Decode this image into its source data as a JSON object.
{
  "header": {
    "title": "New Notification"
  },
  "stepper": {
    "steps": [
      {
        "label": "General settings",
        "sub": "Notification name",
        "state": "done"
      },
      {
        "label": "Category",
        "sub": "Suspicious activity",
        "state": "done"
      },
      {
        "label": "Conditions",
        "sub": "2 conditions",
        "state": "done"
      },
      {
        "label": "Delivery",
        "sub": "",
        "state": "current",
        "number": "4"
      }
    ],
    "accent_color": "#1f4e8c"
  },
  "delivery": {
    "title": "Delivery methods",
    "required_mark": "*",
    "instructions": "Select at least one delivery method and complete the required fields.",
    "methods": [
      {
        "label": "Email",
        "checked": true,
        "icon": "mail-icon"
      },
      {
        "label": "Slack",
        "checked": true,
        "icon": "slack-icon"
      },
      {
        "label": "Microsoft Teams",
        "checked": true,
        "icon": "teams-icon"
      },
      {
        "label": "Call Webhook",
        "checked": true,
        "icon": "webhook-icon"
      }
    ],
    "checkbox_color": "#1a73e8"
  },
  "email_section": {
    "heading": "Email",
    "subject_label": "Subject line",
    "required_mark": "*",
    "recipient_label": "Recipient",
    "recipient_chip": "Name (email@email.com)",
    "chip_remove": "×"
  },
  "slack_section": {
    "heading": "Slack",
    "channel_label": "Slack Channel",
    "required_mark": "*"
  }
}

——

--- What is needed ---
From the records above, pull out every line containing the word "icon".

--- Solution ---
        "icon": "mail-icon"
        "icon": "slack-icon"
        "icon": "teams-icon"
        "icon": "webhook-icon"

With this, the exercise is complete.